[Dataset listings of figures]
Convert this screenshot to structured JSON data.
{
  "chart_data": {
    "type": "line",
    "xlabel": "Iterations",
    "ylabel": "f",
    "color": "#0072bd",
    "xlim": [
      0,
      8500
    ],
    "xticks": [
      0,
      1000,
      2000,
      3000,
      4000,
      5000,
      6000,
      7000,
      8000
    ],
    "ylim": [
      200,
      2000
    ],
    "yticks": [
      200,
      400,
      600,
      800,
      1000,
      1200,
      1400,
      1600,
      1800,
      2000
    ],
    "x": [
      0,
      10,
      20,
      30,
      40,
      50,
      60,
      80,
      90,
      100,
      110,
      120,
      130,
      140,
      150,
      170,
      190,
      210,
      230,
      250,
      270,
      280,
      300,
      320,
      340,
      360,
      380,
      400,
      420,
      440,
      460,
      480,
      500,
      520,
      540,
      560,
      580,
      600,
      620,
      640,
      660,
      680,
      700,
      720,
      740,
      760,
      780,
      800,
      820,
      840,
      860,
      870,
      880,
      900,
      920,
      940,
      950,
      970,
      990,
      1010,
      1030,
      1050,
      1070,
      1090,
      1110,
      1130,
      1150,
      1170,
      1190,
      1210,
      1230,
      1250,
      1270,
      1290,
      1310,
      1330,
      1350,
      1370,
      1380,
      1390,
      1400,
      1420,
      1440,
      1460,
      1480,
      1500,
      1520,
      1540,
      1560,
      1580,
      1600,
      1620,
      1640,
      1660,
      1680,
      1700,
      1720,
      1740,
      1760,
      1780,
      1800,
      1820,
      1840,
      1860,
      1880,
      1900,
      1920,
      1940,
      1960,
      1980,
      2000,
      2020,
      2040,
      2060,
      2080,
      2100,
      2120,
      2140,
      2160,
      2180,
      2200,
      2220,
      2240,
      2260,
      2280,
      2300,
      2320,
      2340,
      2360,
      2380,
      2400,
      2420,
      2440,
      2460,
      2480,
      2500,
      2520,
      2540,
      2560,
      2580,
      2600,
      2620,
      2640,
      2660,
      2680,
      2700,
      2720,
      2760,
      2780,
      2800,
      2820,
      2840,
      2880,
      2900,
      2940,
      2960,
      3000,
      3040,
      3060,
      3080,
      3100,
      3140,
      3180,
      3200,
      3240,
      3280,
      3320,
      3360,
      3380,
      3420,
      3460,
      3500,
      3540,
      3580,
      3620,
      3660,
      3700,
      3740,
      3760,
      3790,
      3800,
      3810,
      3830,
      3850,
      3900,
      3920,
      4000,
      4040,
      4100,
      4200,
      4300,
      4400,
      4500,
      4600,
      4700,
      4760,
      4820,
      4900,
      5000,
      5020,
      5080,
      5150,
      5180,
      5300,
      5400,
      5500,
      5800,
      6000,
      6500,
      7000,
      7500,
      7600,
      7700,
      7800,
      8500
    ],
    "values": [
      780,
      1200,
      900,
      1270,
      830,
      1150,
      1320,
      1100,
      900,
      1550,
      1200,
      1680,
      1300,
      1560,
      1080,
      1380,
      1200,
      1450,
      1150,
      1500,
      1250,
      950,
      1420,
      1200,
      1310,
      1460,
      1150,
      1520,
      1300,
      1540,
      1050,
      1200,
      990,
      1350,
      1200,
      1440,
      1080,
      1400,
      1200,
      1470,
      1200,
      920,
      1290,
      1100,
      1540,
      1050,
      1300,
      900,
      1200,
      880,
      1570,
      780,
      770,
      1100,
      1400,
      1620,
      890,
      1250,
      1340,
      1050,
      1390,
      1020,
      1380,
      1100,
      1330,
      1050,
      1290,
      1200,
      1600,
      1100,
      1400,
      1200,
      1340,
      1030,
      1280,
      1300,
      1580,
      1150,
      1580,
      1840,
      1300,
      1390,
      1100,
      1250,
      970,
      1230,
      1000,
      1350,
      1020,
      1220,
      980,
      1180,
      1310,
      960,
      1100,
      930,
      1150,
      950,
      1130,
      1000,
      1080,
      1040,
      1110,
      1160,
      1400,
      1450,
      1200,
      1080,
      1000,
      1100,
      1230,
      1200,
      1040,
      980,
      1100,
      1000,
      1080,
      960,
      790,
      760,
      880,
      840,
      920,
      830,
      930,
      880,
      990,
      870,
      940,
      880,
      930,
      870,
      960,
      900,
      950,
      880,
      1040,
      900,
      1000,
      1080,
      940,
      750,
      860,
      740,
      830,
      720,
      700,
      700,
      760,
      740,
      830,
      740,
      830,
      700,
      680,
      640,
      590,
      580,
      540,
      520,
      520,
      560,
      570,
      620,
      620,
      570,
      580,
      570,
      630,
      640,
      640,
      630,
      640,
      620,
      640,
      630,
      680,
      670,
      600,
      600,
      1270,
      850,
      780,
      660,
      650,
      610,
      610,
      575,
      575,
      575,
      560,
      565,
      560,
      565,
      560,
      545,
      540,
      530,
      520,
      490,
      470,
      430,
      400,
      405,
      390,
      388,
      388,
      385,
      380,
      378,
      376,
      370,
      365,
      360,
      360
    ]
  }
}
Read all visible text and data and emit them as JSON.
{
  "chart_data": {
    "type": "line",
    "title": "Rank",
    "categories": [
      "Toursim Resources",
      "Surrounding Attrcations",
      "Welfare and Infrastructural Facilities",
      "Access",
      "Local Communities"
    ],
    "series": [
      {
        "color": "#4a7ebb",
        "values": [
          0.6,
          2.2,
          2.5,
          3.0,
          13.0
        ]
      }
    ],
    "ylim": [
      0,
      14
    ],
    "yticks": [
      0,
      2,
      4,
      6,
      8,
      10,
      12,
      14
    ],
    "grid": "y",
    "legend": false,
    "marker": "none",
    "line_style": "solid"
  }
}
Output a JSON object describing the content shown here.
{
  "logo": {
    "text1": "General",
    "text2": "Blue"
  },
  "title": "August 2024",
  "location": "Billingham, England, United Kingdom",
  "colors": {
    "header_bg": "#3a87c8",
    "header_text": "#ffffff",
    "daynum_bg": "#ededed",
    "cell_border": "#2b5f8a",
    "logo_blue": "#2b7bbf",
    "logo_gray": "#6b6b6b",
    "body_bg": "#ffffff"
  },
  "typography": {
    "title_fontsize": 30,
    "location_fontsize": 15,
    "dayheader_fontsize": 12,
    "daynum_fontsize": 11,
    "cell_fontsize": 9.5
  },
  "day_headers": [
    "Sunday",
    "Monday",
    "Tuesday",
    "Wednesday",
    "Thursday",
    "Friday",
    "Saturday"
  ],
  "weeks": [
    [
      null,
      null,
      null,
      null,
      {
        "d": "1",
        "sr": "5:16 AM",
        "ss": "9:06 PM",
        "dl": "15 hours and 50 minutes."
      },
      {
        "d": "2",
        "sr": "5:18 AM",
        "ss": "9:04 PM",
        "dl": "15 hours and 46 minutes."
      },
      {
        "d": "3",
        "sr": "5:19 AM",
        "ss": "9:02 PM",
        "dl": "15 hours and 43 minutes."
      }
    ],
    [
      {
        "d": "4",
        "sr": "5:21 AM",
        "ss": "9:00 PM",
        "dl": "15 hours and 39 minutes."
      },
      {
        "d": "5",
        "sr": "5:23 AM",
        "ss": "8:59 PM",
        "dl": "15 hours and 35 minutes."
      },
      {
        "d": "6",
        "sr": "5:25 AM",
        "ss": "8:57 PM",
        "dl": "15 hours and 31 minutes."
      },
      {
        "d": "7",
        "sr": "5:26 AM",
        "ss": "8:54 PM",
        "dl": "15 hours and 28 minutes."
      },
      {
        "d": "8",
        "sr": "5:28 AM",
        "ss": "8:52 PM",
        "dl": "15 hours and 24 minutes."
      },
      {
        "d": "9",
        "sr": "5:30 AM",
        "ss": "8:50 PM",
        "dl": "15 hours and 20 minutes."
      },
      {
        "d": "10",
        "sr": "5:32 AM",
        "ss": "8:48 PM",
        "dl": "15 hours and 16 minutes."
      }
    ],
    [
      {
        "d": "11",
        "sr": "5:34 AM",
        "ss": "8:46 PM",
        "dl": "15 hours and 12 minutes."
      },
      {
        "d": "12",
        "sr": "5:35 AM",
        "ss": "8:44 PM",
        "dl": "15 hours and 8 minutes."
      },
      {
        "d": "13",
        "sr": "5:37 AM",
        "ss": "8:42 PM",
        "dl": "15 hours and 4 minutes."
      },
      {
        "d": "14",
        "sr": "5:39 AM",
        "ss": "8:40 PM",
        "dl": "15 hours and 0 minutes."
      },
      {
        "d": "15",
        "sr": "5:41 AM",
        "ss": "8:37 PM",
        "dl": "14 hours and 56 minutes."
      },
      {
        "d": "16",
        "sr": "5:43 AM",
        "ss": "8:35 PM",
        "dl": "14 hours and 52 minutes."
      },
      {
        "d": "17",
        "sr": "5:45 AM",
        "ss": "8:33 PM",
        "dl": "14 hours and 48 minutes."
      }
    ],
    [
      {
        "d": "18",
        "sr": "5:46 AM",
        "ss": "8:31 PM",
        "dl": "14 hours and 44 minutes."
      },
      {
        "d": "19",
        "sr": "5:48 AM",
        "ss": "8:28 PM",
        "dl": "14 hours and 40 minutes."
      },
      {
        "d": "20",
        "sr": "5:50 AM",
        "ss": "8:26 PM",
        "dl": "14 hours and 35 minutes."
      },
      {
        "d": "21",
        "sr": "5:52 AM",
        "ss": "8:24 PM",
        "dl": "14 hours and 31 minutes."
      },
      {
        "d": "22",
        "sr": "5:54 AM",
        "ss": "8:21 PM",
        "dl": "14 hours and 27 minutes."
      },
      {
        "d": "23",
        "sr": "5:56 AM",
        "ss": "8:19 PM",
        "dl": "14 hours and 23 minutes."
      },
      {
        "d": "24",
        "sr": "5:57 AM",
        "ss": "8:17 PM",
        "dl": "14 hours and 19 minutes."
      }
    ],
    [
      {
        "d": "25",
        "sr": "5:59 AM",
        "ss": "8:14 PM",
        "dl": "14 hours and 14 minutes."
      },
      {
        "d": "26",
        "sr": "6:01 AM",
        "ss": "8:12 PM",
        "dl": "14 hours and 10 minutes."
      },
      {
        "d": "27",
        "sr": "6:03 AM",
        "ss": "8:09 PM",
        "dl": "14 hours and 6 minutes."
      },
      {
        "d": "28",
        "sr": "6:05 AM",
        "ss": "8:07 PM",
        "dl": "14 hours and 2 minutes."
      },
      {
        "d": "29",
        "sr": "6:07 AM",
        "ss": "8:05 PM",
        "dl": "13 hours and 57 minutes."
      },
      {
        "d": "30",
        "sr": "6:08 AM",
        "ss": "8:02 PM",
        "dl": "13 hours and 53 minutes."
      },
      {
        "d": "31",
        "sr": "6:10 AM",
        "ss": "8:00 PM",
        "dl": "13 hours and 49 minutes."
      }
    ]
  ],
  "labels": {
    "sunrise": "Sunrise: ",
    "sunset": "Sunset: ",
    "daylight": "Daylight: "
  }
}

> [Written task] Find and copy each line above that includes the string "JSON".

> [Output of the task]
Convert this screenshot to structured JSON data.
Read all visible text and data and emit them as JSON.
Output a JSON object describing the content shown here.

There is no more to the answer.